§ **The request**:
Every entry must be copied word for word.

§ **Excerpted data**:
------------------------------------

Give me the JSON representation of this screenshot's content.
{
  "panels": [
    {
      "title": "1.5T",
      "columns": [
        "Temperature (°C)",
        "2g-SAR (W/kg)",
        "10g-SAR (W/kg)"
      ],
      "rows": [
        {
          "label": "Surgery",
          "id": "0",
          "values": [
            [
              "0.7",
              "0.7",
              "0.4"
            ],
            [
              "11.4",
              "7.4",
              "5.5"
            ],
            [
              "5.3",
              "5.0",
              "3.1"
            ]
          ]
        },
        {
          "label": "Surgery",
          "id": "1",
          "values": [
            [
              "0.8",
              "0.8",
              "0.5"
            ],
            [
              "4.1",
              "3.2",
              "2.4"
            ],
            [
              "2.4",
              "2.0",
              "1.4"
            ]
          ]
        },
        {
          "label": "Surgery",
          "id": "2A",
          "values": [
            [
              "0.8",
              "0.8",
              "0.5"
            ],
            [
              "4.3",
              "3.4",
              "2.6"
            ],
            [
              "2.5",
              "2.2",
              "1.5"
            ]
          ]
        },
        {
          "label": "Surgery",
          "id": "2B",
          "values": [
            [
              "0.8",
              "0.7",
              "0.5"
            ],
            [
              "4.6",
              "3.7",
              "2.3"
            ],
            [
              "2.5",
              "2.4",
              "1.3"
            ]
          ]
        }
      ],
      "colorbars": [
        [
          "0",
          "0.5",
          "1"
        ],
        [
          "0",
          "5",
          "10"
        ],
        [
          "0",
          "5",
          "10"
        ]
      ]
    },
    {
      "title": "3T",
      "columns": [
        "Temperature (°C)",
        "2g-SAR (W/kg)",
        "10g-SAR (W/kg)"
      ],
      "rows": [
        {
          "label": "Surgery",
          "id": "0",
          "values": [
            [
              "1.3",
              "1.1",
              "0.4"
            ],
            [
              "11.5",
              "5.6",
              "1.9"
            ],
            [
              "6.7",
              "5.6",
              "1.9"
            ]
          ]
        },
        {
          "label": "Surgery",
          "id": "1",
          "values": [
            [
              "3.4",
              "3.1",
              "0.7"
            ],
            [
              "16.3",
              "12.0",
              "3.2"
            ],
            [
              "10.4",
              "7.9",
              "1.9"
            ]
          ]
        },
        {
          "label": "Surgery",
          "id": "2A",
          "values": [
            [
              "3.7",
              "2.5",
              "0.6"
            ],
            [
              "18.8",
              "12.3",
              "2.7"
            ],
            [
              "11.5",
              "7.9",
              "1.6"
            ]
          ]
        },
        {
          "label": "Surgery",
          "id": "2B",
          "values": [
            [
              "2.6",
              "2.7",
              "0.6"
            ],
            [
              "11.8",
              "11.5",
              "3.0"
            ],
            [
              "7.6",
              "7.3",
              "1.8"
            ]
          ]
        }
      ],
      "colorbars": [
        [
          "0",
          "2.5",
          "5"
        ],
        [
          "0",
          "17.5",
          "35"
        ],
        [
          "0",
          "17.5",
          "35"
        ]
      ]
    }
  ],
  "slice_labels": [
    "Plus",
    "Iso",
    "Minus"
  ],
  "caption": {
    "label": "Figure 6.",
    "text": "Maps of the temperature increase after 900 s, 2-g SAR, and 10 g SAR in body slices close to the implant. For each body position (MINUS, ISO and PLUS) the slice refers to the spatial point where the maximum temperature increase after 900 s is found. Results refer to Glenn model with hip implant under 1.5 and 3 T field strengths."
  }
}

------------------------------------

§ **Result of this task**:
Give me the JSON representation of this screenshot's content.
{
  "panels": [
    {
      "title": "1.5T",
      "columns": [
        "Temperature (°C)",
        "2g-SAR (W/kg)",
        "10g-SAR (W/kg)"
      ],
      "rows": [
        {
          "label": "Surgery",
          "id": "0",
          "values": [
            [
              "0.7",
              "0.7",
              "0.4"
            ],
            [
              "11.4",
              "7.4",
              "5.5"
            ],
            [
              "5.3",
              "5.0",
              "3.1"
            ]
          ]
        },
        {
          "label": "Surgery",
          "id": "1",
          "values": [
            [
              "0.8",
              "0.8",
              "0.5"
            ],
            [
              "4.1",
              "3.2",
              "2.4"
            ],
            [
              "2.4",
              "2.0",
              "1.4"
            ]
          ]
        },
        {
          "label": "Surgery",
          "id": "2A",
          "values": [
            [
              "0.8",
              "0.8",
              "0.5"
            ],
            [
              "4.3",
              "3.4",
              "2.6"
            ],
            [
              "2.5",
              "2.2",
              "1.5"
            ]
          ]
        },
        {
          "label": "Surgery",
          "id": "2B",
          "values": [
            [
              "0.8",
              "0.7",
              "0.5"
            ],
            [
              "4.6",
              "3.7",
              "2.3"
            ],
            [
              "2.5",
              "2.4",
              "1.3"
            ]
          ]
        }
      ],
      "colorbars": [
        [
          "0",
          "0.5",
          "1"
        ],
        [
          "0",
          "5",
          "10"
        ],
        [
          "0",
          "5",
          "10"
        ]
      ]
    },
    {
      "title": "3T",
      "columns": [
        "Temperature (°C)",
        "2g-SAR (W/kg)",
        "10g-SAR (W/kg)"
      ],
      "rows": [
        {
          "label": "Surgery",
          "id": "0",
          "values": [
            [
              "1.3",
              "1.1",
              "0.4"
            ],
            [
              "11.5",
              "5.6",
              "1.9"
            ],
            [
              "6.7",
              "5.6",
              "1.9"
            ]
          ]
        },
        {
          "label": "Surgery",
          "id": "1",
          "values": [
            [
              "3.4",
              "3.1",
              "0.7"
            ],
            [
              "16.3",
              "12.0",
              "3.2"
            ],
            [
              "10.4",
              "7.9",
              "1.9"
            ]
          ]
        },
        {
          "label": "Surgery",
          "id": "2A",
          "values": [
            [
              "3.7",
              "2.5",
              "0.6"
            ],
            [
              "18.8",
              "12.3",
              "2.7"
            ],
            [
              "11.5",
              "7.9",
              "1.6"
            ]
          ]
        },
        {
          "label": "Surgery",
          "id": "2B",
          "values": [
            [
              "2.6",
              "2.7",
              "0.6"
            ],
            [
              "11.8",
              "11.5",
              "3.0"
            ],
            [
              "7.6",
              "7.3",
              "1.8"
            ]
          ]
        }
      ],
      "colorbars": [
        [
          "0",
          "2.5",
          "5"
        ],
        [
          "0",
          "17.5",
          "35"
        ],
        [
          "0",
          "17.5",
          "35"
        ]
      ]
    }
  ],
  "slice_labels": [
    "Plus",
    "Iso",
    "Minus"
  ],
  "caption": {
    "label": "Figure 6.",
    "text": "Maps of the temperature increase after 900 s, 2-g SAR, and 10 g SAR in body slices close to the implant. For each body position (MINUS, ISO and PLUS) the slice refers to the spatial point where the maximum temperature increase after 900 s is found. Results refer to Glenn model with hip implant under 1.5 and 3 T field strengths."
  }
}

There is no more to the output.